-- Instructions to follow --
Repeat the records exactly. Every line must match.
begin Material shown
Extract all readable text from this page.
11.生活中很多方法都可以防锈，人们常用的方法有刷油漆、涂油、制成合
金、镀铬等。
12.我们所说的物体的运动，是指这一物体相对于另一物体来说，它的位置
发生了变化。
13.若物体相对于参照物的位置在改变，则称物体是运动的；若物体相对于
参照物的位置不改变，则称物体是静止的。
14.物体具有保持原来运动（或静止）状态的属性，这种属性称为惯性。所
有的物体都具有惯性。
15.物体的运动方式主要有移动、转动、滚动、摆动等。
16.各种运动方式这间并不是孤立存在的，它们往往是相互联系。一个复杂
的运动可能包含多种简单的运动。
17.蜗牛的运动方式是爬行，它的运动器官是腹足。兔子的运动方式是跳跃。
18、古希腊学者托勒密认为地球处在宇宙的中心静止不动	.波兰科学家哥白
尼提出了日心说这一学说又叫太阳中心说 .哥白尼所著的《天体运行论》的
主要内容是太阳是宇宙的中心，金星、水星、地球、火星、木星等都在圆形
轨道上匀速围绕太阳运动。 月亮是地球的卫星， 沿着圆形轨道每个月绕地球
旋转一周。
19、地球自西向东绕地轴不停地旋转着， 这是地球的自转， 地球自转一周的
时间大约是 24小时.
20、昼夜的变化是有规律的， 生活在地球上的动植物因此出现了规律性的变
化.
end Material shown
-- Exercise output --
Extract all readable text from this page.
11.生活中很多方法都可以防锈，人们常用的方法有刷油漆、涂油、制成合
金、镀铬等。
12.我们所说的物体的运动，是指这一物体相对于另一物体来说，它的位置
发生了变化。
13.若物体相对于参照物的位置在改变，则称物体是运动的；若物体相对于
参照物的位置不改变，则称物体是静止的。
14.物体具有保持原来运动（或静止）状态的属性，这种属性称为惯性。所
有的物体都具有惯性。
15.物体的运动方式主要有移动、转动、滚动、摆动等。
16.各种运动方式这间并不是孤立存在的，它们往往是相互联系。一个复杂
的运动可能包含多种简单的运动。
17.蜗牛的运动方式是爬行，它的运动器官是腹足。兔子的运动方式是跳跃。
18、古希腊学者托勒密认为地球处在宇宙的中心静止不动	.波兰科学家哥白
尼提出了日心说这一学说又叫太阳中心说 .哥白尼所著的《天体运行论》的
主要内容是太阳是宇宙的中心，金星、水星、地球、火星、木星等都在圆形
轨道上匀速围绕太阳运动。 月亮是地球的卫星， 沿着圆形轨道每个月绕地球
旋转一周。
19、地球自西向东绕地轴不停地旋转着， 这是地球的自转， 地球自转一周的
时间大约是 24小时.
20、昼夜的变化是有规律的， 生活在地球上的动植物因此出现了规律性的变
化.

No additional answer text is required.